Instructions for the task - Look through the lines below and extract each one that contains "satu".

Data for this exercise -

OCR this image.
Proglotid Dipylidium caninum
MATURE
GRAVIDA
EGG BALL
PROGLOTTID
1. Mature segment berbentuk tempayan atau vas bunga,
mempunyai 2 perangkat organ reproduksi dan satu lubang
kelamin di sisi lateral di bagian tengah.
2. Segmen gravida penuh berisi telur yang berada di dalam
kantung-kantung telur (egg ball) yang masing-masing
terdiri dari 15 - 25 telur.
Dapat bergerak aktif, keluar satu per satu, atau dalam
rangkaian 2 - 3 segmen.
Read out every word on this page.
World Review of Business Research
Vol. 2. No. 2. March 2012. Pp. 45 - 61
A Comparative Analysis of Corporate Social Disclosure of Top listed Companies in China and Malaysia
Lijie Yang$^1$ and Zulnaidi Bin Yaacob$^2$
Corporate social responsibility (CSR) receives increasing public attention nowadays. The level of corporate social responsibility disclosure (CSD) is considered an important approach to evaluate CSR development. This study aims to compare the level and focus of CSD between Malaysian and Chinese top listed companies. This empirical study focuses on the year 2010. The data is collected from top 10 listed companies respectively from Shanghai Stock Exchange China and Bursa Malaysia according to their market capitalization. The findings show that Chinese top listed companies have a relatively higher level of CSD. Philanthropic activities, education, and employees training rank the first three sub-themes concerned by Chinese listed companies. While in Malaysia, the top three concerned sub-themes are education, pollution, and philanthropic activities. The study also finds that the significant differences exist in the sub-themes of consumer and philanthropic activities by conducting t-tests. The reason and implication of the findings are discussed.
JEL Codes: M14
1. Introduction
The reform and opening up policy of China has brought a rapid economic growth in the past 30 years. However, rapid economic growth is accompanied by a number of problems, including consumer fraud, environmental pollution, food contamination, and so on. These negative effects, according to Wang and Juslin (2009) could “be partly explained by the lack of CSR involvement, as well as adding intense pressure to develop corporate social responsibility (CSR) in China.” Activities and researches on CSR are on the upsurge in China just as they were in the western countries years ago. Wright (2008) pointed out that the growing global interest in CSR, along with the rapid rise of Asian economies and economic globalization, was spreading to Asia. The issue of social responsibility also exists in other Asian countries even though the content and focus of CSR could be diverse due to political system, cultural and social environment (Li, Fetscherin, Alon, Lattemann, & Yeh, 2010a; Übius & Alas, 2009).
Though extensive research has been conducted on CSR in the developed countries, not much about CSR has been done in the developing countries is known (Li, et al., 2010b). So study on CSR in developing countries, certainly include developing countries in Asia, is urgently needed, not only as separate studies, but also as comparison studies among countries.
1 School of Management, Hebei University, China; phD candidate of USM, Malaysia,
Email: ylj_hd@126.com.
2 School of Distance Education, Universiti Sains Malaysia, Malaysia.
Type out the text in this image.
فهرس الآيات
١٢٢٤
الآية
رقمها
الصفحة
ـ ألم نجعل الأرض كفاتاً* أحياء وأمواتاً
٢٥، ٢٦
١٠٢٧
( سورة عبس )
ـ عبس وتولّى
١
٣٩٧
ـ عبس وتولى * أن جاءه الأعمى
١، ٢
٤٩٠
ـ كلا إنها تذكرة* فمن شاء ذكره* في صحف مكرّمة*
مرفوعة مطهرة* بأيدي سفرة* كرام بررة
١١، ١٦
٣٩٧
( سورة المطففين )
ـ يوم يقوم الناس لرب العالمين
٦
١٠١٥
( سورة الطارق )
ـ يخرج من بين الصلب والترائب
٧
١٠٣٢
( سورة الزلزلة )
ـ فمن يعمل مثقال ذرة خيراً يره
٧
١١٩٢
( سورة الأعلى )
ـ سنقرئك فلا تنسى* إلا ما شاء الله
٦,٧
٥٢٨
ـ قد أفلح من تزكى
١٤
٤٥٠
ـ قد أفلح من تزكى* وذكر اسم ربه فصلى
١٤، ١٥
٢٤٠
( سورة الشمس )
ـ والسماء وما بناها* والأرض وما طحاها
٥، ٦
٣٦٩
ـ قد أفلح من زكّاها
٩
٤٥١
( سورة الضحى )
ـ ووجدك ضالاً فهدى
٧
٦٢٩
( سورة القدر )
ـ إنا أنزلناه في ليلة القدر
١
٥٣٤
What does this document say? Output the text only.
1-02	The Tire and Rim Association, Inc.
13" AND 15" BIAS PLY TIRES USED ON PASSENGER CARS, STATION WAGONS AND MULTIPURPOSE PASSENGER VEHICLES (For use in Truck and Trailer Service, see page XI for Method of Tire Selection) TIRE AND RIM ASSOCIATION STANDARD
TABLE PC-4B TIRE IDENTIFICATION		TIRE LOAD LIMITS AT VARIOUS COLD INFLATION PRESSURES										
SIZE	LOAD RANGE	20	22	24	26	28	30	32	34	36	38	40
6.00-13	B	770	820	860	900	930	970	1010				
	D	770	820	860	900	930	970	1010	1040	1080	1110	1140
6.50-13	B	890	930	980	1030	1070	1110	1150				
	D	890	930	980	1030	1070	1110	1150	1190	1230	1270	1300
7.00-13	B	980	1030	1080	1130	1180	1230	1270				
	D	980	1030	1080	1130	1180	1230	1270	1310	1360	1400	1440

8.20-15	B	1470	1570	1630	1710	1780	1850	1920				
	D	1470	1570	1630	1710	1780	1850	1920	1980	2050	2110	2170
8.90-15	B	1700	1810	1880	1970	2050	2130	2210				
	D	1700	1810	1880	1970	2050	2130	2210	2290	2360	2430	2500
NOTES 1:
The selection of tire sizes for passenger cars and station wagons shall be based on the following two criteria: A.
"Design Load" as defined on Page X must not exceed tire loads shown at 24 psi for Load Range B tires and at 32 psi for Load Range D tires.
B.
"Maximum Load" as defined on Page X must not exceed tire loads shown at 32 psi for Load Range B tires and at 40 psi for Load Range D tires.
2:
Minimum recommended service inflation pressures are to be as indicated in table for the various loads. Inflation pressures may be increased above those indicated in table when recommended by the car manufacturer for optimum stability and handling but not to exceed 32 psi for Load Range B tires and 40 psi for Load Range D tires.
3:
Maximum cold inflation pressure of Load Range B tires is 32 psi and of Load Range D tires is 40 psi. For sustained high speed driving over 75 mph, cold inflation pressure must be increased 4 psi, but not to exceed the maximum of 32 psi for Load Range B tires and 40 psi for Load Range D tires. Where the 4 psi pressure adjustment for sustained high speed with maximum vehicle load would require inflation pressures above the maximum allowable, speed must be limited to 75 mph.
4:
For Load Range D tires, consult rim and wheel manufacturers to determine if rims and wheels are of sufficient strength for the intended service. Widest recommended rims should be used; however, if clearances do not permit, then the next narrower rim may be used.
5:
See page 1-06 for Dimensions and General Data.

Result of the task -
mempunyai 2 perangkat organ reproduksi dan satu lubang
Dapat bergerak aktif, keluar satu per satu, atau dalam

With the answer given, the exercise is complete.